▶ Exercise prompt:
Collect each line containing "title".

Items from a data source
────────────────────

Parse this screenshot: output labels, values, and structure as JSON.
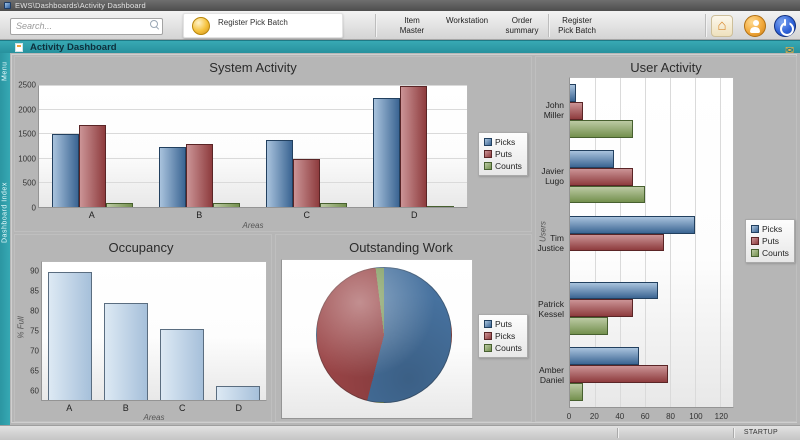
{
  "window": {
    "title": "EWS\\Dashboards\\Activity Dashboard",
    "status_right": "STARTUP"
  },
  "toolbar": {
    "search_placeholder": "Search...",
    "quick_button_label": "Register Pick Batch",
    "menu_items": [
      {
        "label": "Item Master"
      },
      {
        "label": "Workstation"
      },
      {
        "label": "Order summary"
      },
      {
        "label": "Register Pick Batch"
      }
    ],
    "window_icons": [
      {
        "name": "home-icon"
      },
      {
        "name": "user-icon"
      },
      {
        "name": "power-icon"
      }
    ]
  },
  "header": {
    "title": "Activity Dashboard",
    "accent_color": "#2f9da8"
  },
  "sidebar": {
    "top_tab": "Menu",
    "strip_tab": "Dashboard Index"
  },
  "palette": {
    "blue": {
      "light": "#a9c3dd",
      "dark": "#3b6593",
      "border": "#22405f",
      "pie": "#47729f"
    },
    "red": {
      "light": "#cb9496",
      "dark": "#8e3c3e",
      "border": "#5a2526",
      "pie": "#9a4547"
    },
    "green": {
      "light": "#bccaa4",
      "dark": "#74904e",
      "border": "#47602f",
      "pie": "#7d9b5c"
    },
    "steel": {
      "light": "#dde9f4",
      "dark": "#a6c0da",
      "border": "#5a6d80",
      "pie": "#a6c0da"
    }
  },
  "chart_data": [
    {
      "type": "bar",
      "title": "System Activity",
      "categories": [
        "A",
        "B",
        "C",
        "D"
      ],
      "series": [
        {
          "name": "Picks",
          "color": "blue",
          "values": [
            1500,
            1250,
            1375,
            2250
          ]
        },
        {
          "name": "Puts",
          "color": "red",
          "values": [
            1700,
            1300,
            1000,
            2500
          ]
        },
        {
          "name": "Counts",
          "color": "green",
          "values": [
            75,
            80,
            85,
            25
          ]
        }
      ],
      "xlabel": "Areas",
      "ylim": [
        0,
        2500
      ],
      "yticks": [
        0,
        500,
        1000,
        1500,
        2000,
        2500
      ],
      "grid": true,
      "legend_position": "right"
    },
    {
      "type": "bar-horizontal",
      "title": "User Activity",
      "categories": [
        "John Miller",
        "Javier Lugo",
        "Tim Justice",
        "Patrick Kessel",
        "Amber Daniel"
      ],
      "series": [
        {
          "name": "Picks",
          "color": "blue",
          "values": [
            5,
            35,
            100,
            70,
            55
          ]
        },
        {
          "name": "Puts",
          "color": "red",
          "values": [
            10,
            50,
            75,
            50,
            78
          ]
        },
        {
          "name": "Counts",
          "color": "green",
          "values": [
            50,
            60,
            0,
            30,
            10
          ]
        }
      ],
      "ylabel": "Users",
      "xlim": [
        0,
        130
      ],
      "xticks": [
        0,
        20,
        40,
        60,
        80,
        100,
        120
      ],
      "grid": true,
      "legend_position": "right"
    },
    {
      "type": "bar",
      "title": "Occupancy",
      "categories": [
        "A",
        "B",
        "C",
        "D"
      ],
      "series": [
        {
          "name": "% Full",
          "color": "steel",
          "values": [
            90,
            82,
            75.5,
            61
          ]
        }
      ],
      "xlabel": "Areas",
      "ylabel": "% Full",
      "ylim": [
        57.5,
        92.5
      ],
      "yticks": [
        60,
        65,
        70,
        75,
        80,
        85,
        90
      ],
      "grid": false,
      "single": true
    },
    {
      "type": "pie",
      "title": "Outstanding Work",
      "slices": [
        {
          "name": "Puts",
          "color": "blue",
          "value": 54
        },
        {
          "name": "Picks",
          "color": "red",
          "value": 44
        },
        {
          "name": "Counts",
          "color": "green",
          "value": 2
        }
      ],
      "legend_position": "right"
    }
  ]
}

────────────────────

▶ Exercise response:
    "title": "EWS\\Dashboards\\Activity Dashboard",
    "title": "Activity Dashboard",
      "title": "System Activity",
      "title": "User Activity",
      "title": "Occupancy",
      "title": "Outstanding Work",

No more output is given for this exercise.